B200 SGLang has seen steady and continuous improvement for both FP4 and FP8 scenarios since our initial launch, with throughput per GPU doubling at some interactivity levels since last October.

For MI355X Disaggregated inference serving, AMD recommends using SGLang with MoRI. MoRI is AMD’s MoE dispatch/combine collective and KV Cache transfer library built from first principles by AMD’s cracked 10x China-based engineering team. Although MoRI needs much more open CI and testing, we are strong supporters of the direction that MoRI is taking. This is because instead of taking AMD’s historical approach, which was to fork NVIDIA’s NCCL into RCCL, MoRI is built from scratch by taking the lessons from RCCL/NCCL and building an entirely new package from first principles. The use of MoRI has also delivered good speedups in the span of more than a month, with throughput per GPU increasing by more than 20% in the 20-45 tok/s/user interactivity range.

GPT-OSS 120B

For MI300X and MI325X, we have seen marginal improvements across the board. Some AITER optimizations helped MI300X performance across all interactivities, and switching to the upstream vLLM ROCm image led to improvements.

In the case of the MI325X, it appears that not all performance enhancements that were present in the downstream ROCm fork image (used during the October 5th, 2025 run) have made it into the official vLLM ROCm image.

Unfortunately, the MI355X literally still uses a fork of the vLLM 0.10.1 build `rocm/7.0:rocm7.0_ubuntu_22.04_vllm_0.10.1_instinct_20250927_rc1`). We would love to have seen it updated it by now, but unfortunately the current official image (0.15.1, at the time this article was written) is not yet optimized for the MI355X and runs into hard errors. We had also run into hard errors crashes on Mi355 for vLLM 0.14. Word on the street is that vLLM 0.16.0 will finally deliver all the changes needed for better MI355X performance.

Turning back to Nvidia’s systems, both Hopper and Blackwell saw a steady performance increase between vLLM 0.11.2 and 0.13.0. Soon, we will update recipes for Nvidia GPUs to use the latest vLLM version and we expect even greater performance gains after making the switch. We also observed a performance bump in the latest 1.2.0 version of TRT-LLM.

[Items listed in a dataset]
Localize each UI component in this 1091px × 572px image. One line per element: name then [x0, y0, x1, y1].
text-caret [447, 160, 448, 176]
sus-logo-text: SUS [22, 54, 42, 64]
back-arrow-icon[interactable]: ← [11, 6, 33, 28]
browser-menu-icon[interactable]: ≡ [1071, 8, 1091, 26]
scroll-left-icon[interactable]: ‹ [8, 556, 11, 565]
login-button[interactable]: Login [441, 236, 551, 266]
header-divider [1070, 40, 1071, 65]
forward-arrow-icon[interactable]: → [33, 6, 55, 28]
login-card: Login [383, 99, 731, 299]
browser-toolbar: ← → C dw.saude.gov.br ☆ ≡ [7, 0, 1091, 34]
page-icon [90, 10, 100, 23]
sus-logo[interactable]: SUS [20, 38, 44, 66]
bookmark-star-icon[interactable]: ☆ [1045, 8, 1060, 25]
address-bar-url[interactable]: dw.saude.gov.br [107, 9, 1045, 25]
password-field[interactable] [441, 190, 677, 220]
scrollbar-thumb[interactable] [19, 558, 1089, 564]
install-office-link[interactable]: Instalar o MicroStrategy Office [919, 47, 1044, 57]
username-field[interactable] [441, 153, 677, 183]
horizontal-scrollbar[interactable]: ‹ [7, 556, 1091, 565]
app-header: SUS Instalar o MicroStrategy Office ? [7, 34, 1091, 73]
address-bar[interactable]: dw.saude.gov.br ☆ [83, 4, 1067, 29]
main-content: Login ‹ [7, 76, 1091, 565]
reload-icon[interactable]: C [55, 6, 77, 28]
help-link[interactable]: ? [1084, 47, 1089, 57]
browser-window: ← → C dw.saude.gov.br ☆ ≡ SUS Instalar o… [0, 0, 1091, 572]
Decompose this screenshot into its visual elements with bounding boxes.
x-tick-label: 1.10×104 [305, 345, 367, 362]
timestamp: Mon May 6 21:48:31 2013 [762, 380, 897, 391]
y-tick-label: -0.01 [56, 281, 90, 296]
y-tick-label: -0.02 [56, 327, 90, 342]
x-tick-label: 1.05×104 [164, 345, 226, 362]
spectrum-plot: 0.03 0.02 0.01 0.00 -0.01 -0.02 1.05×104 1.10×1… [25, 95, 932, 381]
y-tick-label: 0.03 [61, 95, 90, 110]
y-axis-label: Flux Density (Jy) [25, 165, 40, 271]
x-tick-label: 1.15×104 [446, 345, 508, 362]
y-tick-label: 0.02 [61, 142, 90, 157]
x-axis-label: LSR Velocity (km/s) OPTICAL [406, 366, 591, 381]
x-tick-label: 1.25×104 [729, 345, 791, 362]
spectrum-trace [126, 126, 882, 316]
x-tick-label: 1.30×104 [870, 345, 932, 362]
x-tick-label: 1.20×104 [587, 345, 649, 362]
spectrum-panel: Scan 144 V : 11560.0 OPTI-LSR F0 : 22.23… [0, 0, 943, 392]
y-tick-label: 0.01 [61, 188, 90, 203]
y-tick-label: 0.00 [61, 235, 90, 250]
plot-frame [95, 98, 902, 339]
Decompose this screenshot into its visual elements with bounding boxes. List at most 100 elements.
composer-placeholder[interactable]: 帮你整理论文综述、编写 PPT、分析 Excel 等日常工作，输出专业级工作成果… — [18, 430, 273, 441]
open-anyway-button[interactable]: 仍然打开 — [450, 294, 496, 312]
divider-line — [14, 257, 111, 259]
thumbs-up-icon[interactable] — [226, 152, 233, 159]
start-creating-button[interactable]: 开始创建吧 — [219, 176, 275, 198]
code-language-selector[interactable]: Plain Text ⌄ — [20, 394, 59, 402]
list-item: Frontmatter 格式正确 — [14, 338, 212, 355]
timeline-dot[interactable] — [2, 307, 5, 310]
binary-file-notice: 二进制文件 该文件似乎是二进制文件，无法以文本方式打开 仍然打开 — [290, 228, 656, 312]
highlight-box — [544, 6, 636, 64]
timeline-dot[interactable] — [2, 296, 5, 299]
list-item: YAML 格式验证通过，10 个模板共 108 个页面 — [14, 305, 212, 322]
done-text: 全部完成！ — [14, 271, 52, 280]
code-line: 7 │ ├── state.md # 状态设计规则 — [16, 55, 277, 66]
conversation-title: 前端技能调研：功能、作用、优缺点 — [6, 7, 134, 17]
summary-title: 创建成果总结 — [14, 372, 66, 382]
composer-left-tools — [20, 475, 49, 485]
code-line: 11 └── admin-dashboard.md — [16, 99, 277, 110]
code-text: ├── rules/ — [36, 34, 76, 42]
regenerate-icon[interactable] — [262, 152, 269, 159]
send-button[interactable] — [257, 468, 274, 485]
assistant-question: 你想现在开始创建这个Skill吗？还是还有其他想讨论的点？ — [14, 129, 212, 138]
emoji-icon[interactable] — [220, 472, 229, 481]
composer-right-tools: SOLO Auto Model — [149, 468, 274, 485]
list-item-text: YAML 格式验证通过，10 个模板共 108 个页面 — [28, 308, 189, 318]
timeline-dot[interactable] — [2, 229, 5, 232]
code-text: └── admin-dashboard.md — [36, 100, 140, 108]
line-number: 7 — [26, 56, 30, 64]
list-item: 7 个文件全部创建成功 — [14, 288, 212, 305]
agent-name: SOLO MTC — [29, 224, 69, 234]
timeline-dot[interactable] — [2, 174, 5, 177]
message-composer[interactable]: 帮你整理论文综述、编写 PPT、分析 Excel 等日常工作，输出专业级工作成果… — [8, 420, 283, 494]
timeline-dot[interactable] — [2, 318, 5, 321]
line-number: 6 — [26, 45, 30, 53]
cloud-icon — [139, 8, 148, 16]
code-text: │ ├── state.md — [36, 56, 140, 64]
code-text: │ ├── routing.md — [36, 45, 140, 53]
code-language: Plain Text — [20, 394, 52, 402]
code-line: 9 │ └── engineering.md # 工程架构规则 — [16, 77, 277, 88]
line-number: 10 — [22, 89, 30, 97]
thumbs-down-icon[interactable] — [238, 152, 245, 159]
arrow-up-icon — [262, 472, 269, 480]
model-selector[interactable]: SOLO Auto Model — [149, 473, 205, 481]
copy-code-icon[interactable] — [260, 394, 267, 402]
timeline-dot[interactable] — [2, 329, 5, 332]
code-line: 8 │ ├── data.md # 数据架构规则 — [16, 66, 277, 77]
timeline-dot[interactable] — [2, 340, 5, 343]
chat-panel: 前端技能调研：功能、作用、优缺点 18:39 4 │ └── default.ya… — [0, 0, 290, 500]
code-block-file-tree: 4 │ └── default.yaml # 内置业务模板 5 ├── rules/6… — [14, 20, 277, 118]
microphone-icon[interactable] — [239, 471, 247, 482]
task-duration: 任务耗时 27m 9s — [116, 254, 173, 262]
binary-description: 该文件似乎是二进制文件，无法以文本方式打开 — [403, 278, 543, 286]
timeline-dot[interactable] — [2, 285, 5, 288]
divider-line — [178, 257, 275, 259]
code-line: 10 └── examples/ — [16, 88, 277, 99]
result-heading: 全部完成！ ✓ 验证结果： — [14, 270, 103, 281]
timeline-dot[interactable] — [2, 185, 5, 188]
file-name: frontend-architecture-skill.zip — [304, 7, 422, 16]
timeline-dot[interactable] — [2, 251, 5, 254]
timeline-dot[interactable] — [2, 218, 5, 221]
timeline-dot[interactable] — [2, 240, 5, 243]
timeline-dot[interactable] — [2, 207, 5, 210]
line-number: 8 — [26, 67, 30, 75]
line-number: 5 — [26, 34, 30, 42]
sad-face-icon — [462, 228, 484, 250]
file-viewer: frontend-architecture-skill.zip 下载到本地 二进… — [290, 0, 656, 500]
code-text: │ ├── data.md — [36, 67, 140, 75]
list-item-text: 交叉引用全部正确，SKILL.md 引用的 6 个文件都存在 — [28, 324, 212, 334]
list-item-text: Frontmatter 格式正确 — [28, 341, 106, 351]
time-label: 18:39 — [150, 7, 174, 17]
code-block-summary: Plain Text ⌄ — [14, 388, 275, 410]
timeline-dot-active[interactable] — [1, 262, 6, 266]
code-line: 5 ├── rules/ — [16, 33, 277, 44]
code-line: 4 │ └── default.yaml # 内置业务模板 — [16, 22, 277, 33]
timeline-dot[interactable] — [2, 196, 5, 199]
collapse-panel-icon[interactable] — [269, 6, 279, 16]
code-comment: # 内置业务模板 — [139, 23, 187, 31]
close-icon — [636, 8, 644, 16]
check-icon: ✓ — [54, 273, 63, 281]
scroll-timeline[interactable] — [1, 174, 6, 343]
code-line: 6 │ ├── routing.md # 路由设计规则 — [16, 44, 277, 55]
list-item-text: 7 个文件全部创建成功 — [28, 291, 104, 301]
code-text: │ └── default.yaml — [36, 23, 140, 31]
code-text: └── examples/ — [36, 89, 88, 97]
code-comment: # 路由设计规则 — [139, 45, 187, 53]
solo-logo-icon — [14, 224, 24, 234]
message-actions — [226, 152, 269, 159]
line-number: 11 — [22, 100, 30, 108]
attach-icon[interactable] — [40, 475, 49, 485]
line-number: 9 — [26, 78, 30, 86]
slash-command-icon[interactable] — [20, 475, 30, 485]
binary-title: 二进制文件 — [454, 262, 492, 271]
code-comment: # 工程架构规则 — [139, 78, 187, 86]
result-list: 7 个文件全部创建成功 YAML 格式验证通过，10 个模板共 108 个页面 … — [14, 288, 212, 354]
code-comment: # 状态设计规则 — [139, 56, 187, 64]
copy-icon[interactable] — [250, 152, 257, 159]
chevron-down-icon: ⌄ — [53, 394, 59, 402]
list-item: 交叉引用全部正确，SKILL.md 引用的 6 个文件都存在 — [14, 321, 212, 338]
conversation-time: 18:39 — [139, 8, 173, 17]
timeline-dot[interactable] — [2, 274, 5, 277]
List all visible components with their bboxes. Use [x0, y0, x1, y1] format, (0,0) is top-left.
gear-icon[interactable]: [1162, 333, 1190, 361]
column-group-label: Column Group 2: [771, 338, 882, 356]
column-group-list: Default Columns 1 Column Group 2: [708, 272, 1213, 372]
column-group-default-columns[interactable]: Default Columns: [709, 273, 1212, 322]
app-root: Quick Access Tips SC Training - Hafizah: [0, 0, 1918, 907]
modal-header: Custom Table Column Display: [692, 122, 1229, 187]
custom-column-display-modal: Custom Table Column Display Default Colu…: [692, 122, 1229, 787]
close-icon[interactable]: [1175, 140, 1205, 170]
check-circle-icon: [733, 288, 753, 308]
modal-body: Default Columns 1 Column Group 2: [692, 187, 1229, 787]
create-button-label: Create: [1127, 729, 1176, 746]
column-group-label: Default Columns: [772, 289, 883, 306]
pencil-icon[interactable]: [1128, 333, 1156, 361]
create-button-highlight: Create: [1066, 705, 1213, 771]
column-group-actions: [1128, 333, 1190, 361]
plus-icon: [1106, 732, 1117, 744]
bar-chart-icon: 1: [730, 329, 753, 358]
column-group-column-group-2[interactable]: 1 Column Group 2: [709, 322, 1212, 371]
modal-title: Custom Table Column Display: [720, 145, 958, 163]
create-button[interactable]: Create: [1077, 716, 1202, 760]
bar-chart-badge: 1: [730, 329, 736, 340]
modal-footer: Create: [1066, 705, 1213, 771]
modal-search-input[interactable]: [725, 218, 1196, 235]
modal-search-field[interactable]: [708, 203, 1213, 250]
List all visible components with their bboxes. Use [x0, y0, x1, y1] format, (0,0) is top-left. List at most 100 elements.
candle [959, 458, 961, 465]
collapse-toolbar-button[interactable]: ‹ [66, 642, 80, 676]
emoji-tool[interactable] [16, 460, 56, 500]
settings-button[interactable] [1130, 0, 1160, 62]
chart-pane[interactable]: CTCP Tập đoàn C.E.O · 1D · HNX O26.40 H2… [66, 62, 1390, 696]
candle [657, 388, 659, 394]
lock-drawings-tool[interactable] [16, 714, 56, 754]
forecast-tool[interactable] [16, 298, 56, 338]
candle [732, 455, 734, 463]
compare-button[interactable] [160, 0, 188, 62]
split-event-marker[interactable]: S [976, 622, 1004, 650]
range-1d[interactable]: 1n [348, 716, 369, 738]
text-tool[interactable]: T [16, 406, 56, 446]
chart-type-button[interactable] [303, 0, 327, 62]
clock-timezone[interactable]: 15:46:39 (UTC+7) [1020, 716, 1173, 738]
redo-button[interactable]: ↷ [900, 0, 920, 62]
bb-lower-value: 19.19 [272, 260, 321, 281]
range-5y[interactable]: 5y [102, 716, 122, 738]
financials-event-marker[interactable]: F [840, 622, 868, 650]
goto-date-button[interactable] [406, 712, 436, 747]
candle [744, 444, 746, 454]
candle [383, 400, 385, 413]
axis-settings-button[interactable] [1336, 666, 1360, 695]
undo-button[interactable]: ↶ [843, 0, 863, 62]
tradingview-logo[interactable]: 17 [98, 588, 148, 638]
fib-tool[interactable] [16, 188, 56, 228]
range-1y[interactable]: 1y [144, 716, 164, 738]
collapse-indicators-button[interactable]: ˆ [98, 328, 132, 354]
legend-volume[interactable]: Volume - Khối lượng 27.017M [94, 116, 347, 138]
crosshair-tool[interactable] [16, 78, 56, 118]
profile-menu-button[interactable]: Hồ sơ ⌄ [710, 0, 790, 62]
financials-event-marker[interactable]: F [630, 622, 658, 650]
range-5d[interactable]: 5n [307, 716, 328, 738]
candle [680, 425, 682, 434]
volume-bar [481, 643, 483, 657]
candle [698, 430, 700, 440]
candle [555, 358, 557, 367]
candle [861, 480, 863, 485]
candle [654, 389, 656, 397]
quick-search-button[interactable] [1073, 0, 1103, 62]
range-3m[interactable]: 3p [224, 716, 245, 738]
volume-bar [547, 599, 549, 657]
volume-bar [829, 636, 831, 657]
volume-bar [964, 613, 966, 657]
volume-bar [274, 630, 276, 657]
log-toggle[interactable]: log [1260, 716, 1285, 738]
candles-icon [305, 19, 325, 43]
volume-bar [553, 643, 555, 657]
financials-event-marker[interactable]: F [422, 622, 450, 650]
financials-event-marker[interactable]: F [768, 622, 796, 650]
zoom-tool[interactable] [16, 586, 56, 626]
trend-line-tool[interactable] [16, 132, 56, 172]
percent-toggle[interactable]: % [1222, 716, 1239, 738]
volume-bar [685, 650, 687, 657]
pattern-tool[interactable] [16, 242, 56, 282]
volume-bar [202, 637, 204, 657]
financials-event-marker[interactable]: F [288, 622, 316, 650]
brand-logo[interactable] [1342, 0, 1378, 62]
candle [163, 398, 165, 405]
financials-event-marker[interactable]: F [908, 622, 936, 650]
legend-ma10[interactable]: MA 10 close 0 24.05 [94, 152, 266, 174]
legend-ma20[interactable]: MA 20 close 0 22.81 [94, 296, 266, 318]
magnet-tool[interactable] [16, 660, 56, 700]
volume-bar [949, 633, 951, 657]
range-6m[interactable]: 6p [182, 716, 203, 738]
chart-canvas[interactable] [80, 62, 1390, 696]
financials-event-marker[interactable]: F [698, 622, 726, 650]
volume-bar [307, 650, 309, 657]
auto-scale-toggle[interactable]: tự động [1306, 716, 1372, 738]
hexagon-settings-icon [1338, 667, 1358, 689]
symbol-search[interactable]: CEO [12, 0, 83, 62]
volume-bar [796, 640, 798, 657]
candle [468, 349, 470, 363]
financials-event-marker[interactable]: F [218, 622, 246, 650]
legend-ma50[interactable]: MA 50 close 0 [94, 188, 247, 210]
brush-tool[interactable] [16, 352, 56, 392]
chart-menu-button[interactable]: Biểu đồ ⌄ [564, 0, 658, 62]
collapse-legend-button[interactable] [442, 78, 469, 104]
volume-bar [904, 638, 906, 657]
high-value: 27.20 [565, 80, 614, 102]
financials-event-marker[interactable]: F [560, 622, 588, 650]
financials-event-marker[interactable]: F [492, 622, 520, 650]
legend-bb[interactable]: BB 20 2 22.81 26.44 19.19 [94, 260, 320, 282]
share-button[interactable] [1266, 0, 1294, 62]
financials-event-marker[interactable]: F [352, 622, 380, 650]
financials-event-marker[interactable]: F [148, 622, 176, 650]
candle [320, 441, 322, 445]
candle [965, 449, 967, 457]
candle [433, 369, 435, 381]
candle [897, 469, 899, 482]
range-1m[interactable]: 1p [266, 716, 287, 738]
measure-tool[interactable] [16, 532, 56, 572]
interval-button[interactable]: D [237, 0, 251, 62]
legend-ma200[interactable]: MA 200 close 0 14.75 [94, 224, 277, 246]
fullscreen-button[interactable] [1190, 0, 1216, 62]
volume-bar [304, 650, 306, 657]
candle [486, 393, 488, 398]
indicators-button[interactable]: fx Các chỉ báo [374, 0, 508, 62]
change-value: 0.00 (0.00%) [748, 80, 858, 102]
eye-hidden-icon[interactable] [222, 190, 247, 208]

- PROBLEM DESCRIPTION
According to the benchmark text, by how much did throughput per GPU increase in the 20-45 tok/s/user interactivity range with the use of MoRI?

- PROBLEM SOLUTION
More than 20%.